WRITTEN TASK: Exact reproduction of the data is required, with images excluded.

RECORDS TO USE:
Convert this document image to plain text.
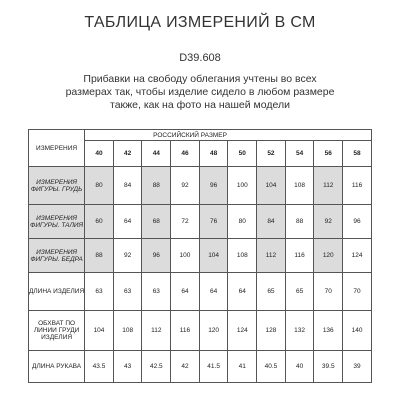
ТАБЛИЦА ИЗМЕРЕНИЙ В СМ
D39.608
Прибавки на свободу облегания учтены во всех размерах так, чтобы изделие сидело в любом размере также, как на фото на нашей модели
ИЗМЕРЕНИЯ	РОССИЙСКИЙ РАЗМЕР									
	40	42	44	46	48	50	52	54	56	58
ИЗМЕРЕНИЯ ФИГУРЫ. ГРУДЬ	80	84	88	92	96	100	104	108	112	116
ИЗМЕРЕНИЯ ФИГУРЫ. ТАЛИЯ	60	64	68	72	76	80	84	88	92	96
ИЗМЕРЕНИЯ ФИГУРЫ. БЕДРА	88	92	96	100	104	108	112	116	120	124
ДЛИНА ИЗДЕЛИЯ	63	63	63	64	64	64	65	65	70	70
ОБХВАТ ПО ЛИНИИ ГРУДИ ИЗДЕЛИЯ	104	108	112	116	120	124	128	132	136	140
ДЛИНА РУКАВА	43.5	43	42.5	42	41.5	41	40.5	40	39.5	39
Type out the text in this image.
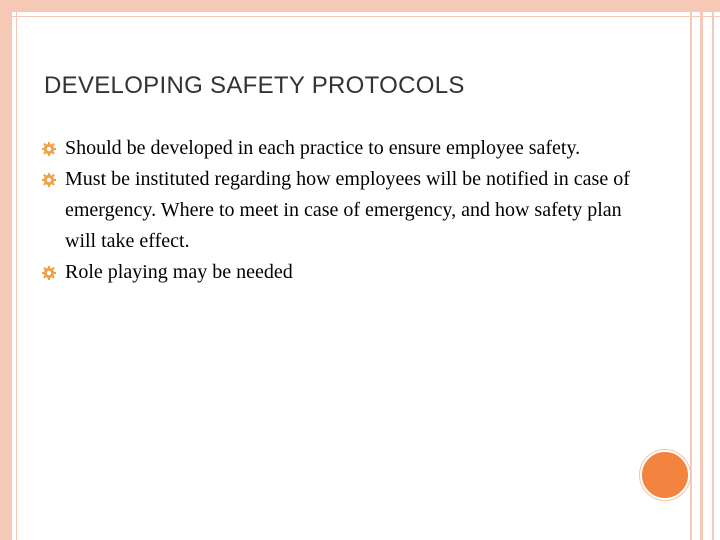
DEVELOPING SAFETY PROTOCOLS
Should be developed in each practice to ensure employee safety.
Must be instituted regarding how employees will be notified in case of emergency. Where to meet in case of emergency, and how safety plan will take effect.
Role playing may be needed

REPLY:
Convert this document image to plain text.
ТАБЛИЦА ИЗМЕРЕНИЙ В СМ
D39.608
Прибавки на свободу облегания учтены во всех размерах так, чтобы изделие сидело в любом размере также, как на фото на нашей модели
ИЗМЕРЕНИЯ	РОССИЙСКИЙ РАЗМЕР									
	40	42	44	46	48	50	52	54	56	58
ИЗМЕРЕНИЯ ФИГУРЫ. ГРУДЬ	80	84	88	92	96	100	104	108	112	116
ИЗМЕРЕНИЯ ФИГУРЫ. ТАЛИЯ	60	64	68	72	76	80	84	88	92	96
ИЗМЕРЕНИЯ ФИГУРЫ. БЕДРА	88	92	96	100	104	108	112	116	120	124
ДЛИНА ИЗДЕЛИЯ	63	63	63	64	64	64	65	65	70	70
ОБХВАТ ПО ЛИНИИ ГРУДИ ИЗДЕЛИЯ	104	108	112	116	120	124	128	132	136	140
ДЛИНА РУКАВА	43.5	43	42.5	42	41.5	41	40.5	40	39.5	39
Type out the text in this image.
DEVELOPING SAFETY PROTOCOLS
Should be developed in each practice to ensure employee safety.
Must be instituted regarding how employees will be notified in case of emergency. Where to meet in case of emergency, and how safety plan will take effect.
Role playing may be needed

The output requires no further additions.